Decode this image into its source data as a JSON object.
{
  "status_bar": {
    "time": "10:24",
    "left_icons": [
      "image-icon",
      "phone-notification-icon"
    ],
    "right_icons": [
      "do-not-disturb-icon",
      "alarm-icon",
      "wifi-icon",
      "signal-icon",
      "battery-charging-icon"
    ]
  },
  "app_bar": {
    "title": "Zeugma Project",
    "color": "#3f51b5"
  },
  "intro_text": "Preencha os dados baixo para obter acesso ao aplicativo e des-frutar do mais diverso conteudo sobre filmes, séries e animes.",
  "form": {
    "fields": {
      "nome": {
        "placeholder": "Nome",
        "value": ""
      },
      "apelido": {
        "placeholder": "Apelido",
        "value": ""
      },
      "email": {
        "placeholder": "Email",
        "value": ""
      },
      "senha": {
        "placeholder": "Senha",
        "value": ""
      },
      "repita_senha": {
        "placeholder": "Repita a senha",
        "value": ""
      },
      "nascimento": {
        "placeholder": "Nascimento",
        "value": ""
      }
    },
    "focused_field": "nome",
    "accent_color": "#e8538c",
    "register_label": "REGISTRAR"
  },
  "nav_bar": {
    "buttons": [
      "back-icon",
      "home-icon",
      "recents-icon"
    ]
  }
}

### Work to be completed
Extract all lines from the material above that include the word "image".

### Task answer
Decode this image into its source data as a JSON object.
      "image-icon",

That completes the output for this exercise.